(Dataset entries)
⟨

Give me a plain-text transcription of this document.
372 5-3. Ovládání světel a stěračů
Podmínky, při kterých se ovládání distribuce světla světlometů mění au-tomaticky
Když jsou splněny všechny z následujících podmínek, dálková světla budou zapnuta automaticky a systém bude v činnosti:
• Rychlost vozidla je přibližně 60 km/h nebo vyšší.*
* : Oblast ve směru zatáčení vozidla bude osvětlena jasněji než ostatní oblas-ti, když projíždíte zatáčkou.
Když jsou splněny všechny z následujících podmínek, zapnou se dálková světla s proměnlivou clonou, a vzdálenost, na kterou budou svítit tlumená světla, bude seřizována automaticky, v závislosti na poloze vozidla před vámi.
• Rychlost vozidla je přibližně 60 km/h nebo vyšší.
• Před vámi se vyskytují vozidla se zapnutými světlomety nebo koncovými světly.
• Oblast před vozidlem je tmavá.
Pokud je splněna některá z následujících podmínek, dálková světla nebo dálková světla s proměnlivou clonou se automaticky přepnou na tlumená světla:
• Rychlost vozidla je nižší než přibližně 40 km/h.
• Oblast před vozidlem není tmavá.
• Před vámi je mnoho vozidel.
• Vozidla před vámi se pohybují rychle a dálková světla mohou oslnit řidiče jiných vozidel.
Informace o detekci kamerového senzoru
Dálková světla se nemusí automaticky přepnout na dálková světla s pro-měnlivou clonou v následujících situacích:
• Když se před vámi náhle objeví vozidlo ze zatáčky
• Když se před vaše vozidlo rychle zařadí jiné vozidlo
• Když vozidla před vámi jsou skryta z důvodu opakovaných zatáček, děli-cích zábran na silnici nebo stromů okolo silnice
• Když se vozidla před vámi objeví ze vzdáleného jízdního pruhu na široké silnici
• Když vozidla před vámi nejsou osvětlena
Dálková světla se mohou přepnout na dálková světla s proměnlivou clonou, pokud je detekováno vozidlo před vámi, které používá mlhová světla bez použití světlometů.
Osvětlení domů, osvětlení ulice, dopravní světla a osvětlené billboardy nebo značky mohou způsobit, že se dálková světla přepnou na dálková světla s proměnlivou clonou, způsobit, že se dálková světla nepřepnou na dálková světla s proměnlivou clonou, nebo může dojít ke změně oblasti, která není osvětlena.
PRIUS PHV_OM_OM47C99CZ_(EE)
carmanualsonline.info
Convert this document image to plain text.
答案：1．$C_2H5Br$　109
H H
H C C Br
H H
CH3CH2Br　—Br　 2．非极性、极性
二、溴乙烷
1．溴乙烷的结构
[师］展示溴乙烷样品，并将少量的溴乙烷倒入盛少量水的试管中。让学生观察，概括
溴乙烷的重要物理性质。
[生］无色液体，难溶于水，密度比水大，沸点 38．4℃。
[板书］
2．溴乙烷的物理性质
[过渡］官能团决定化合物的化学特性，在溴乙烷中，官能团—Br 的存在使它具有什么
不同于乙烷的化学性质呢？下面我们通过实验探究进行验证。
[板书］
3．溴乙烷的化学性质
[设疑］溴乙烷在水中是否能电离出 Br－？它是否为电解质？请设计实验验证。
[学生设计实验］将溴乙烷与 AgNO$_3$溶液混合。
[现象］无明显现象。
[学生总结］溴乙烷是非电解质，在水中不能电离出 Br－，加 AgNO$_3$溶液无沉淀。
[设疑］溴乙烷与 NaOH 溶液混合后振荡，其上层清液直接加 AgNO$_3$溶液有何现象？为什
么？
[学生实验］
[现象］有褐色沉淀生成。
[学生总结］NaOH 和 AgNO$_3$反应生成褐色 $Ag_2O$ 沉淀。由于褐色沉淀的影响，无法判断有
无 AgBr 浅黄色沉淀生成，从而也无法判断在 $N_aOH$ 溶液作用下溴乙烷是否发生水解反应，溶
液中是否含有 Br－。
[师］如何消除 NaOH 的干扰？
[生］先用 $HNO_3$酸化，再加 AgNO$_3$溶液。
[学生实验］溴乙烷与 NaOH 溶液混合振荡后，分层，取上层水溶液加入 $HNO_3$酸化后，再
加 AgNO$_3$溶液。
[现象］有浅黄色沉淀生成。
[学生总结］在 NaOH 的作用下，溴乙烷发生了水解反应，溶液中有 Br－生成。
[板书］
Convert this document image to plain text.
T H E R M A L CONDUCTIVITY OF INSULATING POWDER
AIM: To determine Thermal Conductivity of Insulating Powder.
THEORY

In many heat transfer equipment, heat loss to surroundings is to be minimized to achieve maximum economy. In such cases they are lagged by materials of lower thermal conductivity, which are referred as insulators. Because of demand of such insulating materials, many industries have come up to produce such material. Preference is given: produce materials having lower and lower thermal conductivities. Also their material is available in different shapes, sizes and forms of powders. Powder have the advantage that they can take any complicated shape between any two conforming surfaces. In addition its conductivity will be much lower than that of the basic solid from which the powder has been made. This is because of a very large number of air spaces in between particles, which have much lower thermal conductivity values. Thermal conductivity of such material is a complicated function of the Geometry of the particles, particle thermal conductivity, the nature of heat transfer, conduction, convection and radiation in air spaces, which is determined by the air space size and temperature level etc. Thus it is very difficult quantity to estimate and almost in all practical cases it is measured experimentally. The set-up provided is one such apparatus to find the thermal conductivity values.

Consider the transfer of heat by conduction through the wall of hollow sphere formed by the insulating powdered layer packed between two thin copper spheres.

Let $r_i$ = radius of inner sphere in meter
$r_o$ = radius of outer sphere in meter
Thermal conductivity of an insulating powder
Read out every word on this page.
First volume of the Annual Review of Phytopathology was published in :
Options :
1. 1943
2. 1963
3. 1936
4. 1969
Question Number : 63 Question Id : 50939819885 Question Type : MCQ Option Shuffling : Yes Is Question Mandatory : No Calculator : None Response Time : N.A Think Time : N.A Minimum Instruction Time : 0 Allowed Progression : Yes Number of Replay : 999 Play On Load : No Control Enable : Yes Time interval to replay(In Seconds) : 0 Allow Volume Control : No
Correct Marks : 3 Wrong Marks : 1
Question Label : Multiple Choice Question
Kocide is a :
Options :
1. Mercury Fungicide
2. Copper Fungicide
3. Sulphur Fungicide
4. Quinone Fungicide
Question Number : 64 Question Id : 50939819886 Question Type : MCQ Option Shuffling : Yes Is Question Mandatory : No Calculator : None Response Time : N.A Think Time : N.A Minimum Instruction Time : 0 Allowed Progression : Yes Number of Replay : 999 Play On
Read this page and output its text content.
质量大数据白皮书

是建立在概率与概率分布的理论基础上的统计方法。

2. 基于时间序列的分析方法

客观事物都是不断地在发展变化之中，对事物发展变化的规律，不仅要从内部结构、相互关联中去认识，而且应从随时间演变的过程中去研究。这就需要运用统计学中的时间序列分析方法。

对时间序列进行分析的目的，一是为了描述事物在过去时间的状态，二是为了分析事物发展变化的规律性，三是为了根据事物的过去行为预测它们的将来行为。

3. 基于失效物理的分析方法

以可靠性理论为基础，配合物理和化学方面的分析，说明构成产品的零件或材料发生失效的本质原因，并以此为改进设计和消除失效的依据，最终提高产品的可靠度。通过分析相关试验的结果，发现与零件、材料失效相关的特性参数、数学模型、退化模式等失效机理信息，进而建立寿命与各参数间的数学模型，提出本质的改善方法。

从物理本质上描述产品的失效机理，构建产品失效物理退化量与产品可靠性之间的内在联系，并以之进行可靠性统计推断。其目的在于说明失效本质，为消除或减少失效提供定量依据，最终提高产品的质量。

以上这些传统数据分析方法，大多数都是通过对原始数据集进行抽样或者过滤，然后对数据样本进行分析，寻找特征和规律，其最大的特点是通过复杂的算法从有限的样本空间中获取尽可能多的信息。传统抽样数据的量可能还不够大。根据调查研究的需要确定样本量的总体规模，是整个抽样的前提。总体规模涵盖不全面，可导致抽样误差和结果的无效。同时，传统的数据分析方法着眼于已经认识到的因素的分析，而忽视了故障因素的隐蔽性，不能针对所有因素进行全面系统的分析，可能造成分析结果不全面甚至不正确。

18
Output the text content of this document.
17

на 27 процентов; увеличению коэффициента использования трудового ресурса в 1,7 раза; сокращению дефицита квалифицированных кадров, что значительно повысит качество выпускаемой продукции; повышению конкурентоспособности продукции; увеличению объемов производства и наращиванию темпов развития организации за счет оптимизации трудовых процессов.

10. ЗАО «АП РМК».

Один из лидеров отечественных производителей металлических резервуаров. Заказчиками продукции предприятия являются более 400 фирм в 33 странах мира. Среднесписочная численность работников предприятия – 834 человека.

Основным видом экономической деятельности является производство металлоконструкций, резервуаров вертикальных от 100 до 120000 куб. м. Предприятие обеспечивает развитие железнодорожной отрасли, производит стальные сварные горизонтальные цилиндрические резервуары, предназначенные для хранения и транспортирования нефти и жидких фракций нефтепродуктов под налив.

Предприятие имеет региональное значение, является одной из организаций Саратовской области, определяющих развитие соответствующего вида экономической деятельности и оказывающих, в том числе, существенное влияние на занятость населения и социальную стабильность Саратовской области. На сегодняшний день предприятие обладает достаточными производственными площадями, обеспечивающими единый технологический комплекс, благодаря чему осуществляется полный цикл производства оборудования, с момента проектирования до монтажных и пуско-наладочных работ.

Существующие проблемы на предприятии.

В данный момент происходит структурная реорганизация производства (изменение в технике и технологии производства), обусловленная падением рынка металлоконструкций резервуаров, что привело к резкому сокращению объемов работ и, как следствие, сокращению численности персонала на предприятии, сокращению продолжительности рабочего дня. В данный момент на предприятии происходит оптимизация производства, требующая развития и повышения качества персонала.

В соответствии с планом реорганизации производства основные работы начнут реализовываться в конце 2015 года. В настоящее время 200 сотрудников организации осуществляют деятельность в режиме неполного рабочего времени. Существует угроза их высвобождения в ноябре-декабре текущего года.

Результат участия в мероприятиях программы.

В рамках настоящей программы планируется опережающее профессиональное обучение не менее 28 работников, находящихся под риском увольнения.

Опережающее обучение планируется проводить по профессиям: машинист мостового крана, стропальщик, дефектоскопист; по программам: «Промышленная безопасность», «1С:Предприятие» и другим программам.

⟩

**What the task asks**.
Identify and copy all lines with the word "развитие".

**Complete answer**.
Основным видом экономической деятельности является производство металлоконструкций, резервуаров вертикальных от 100 до 120000 куб. м. Предприятие обеспечивает развитие железнодорожной отрасли, производит стальные сварные горизонтальные цилиндрические резервуары, предназначенные для хранения и транспортирования нефти и жидких фракций нефтепродуктов под налив.
Предприятие имеет региональное значение, является одной из организаций Саратовской области, определяющих развитие соответствующего вида экономической деятельности и оказывающих, в том числе, существенное влияние на занятость населения и социальную стабильность Саратовской области. На сегодняшний день предприятие обладает достаточными производственными площадями, обеспечивающими единый технологический комплекс, благодаря чему осуществляется полный цикл производства оборудования, с момента проектирования до монтажных и пуско-наладочных работ.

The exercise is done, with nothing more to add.